**YOUR OBJECTIVE:** Omit the pictures and output every entry below exactly as written.

== EXTRACTED RECORDS

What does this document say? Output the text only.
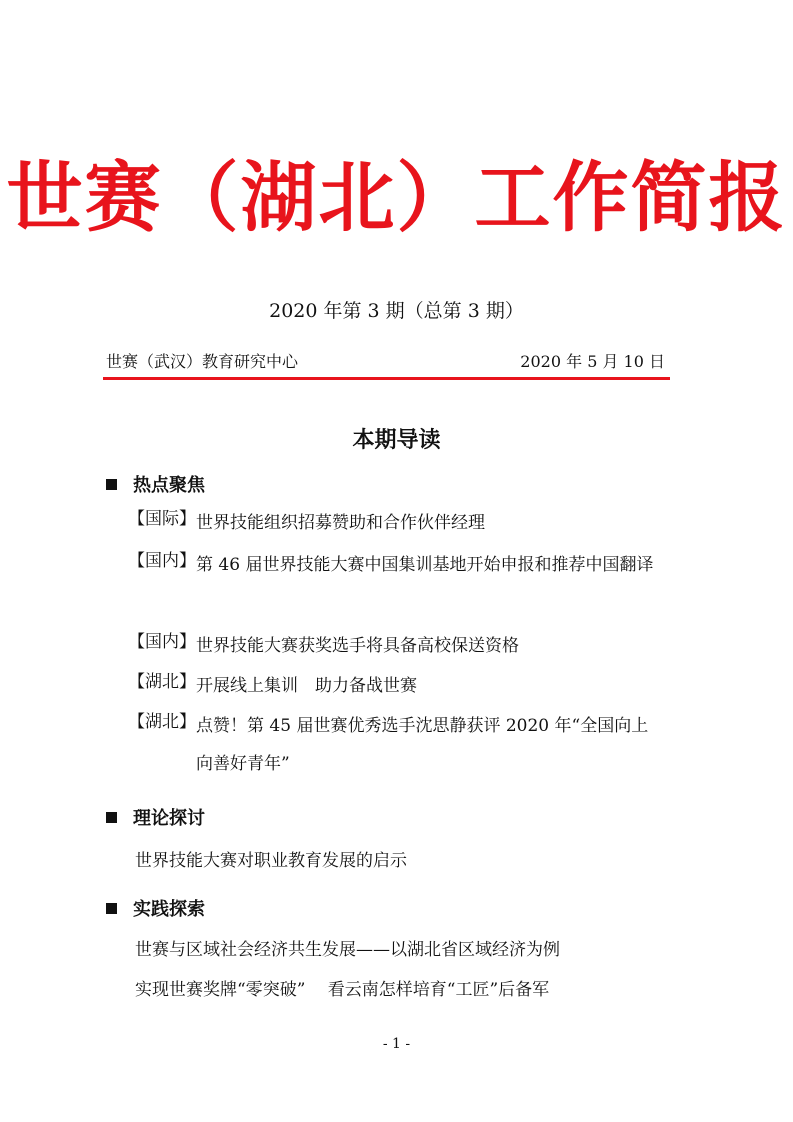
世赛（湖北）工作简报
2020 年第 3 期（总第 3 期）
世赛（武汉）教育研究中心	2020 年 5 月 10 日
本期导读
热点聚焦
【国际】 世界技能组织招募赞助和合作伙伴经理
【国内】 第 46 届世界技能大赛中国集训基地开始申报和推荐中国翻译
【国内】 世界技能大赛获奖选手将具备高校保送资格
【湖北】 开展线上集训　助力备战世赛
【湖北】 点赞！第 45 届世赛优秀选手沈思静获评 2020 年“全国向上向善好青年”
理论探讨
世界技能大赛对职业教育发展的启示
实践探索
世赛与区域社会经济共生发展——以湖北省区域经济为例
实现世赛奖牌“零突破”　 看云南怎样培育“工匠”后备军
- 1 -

====

**TASK ANSWER:**
What does this document say? Output the text only.
世赛（湖北）工作简报
2020 年第 3 期（总第 3 期）
世赛（武汉）教育研究中心	2020 年 5 月 10 日
本期导读
热点聚焦
【国际】 世界技能组织招募赞助和合作伙伴经理
【国内】 第 46 届世界技能大赛中国集训基地开始申报和推荐中国翻译
【国内】 世界技能大赛获奖选手将具备高校保送资格
【湖北】 开展线上集训　助力备战世赛
【湖北】 点赞！第 45 届世赛优秀选手沈思静获评 2020 年“全国向上向善好青年”
理论探讨
世界技能大赛对职业教育发展的启示
实践探索
世赛与区域社会经济共生发展——以湖北省区域经济为例
实现世赛奖牌“零突破”　 看云南怎样培育“工匠”后备军
- 1 -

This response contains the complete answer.